* Stored data entries *

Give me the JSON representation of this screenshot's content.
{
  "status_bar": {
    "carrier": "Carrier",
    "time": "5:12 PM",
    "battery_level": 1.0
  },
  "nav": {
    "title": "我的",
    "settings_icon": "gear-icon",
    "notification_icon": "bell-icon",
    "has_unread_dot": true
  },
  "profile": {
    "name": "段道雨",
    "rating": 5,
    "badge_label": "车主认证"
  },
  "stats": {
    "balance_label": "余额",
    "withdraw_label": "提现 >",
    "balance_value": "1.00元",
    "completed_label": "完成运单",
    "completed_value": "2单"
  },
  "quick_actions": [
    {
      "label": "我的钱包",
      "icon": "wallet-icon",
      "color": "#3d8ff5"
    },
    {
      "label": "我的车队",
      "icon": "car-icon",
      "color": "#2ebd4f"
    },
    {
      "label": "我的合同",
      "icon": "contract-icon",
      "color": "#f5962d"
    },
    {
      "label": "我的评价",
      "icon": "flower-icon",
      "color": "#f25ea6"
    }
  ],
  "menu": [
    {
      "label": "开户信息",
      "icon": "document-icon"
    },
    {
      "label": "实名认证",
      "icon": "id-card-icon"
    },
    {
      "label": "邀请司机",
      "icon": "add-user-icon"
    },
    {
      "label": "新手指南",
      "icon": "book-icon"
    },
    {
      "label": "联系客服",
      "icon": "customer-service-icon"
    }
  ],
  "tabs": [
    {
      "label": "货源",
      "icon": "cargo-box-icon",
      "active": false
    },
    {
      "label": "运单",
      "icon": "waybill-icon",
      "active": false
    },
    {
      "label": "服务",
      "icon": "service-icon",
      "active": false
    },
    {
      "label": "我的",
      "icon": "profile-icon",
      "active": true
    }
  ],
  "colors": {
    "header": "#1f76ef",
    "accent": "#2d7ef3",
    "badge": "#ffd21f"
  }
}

* TASK BRIEF *
Check all the records above and select each line where the string "service" is found.

* FULL OUTPUT *
      "icon": "customer-service-icon"
      "icon": "service-icon",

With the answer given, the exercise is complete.